● Exercise requirements
In the entries below, find every line with "name" and copy it.

● Data extract
---+---
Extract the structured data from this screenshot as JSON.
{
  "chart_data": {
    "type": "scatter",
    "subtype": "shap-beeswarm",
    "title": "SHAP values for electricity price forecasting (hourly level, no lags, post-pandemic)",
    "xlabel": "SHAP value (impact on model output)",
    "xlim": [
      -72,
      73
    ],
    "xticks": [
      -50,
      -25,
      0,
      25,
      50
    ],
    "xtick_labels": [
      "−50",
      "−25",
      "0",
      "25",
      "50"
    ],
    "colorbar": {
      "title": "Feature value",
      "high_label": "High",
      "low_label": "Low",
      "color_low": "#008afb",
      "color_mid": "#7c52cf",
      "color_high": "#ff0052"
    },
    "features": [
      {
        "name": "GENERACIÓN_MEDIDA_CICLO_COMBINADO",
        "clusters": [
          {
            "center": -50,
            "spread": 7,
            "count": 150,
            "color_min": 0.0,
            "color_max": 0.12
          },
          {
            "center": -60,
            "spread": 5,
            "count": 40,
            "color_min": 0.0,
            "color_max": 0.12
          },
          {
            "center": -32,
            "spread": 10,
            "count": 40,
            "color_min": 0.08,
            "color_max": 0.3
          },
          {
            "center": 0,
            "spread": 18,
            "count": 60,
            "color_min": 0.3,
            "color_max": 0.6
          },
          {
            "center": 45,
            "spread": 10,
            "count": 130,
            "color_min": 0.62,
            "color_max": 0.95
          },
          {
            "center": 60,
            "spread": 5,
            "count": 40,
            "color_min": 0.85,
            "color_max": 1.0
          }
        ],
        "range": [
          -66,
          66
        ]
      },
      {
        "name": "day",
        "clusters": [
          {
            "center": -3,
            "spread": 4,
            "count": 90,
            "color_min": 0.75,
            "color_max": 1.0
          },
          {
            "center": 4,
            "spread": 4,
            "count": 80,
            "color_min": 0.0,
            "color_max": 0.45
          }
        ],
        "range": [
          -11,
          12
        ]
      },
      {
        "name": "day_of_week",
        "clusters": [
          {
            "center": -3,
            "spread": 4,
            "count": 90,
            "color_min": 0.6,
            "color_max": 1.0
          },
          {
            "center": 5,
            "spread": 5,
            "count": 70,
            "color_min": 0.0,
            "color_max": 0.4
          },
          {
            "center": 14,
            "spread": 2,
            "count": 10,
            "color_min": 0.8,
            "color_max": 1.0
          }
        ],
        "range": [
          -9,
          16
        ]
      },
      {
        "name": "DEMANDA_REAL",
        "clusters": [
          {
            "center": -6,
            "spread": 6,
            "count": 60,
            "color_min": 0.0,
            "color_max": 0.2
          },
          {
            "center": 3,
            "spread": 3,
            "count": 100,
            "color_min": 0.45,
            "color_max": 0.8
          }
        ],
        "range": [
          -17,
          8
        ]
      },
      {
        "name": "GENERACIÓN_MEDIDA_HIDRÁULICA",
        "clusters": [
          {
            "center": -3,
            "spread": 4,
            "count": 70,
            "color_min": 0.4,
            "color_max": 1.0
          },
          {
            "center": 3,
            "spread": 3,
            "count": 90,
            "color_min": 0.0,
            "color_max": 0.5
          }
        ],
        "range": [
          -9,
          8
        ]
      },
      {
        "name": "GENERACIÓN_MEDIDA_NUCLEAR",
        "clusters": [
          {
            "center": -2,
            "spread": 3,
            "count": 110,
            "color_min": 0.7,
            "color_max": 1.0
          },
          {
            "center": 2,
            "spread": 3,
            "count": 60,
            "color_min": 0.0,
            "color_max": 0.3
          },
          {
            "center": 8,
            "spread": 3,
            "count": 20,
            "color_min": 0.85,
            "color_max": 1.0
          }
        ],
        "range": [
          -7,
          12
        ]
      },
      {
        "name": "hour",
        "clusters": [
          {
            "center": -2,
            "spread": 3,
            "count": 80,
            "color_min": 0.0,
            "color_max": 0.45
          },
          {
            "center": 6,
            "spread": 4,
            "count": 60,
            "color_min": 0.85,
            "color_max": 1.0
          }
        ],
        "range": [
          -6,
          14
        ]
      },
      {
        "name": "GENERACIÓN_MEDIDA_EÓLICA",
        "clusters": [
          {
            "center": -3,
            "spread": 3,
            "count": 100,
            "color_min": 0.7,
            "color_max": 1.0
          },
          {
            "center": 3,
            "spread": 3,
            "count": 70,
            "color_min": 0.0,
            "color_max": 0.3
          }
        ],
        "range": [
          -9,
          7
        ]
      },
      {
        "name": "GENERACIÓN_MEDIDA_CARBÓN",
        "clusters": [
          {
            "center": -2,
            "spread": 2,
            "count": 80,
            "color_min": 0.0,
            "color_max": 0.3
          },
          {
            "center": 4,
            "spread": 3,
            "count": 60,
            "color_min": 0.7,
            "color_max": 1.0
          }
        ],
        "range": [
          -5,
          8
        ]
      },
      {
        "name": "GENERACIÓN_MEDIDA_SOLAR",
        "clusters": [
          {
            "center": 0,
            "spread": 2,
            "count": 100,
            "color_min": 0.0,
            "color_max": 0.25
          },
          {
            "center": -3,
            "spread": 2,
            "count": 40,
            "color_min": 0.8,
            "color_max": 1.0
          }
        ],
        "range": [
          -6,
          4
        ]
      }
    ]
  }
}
---+---
● Answer to the exercise
        "name": "GENERACIÓN_MEDIDA_CICLO_COMBINADO",
        "name": "day",
        "name": "day_of_week",
        "name": "DEMANDA_REAL",
        "name": "GENERACIÓN_MEDIDA_HIDRÁULICA",
        "name": "GENERACIÓN_MEDIDA_NUCLEAR",
        "name": "hour",
        "name": "GENERACIÓN_MEDIDA_EÓLICA",
        "name": "GENERACIÓN_MEDIDA_CARBÓN",
        "name": "GENERACIÓN_MEDIDA_SOLAR",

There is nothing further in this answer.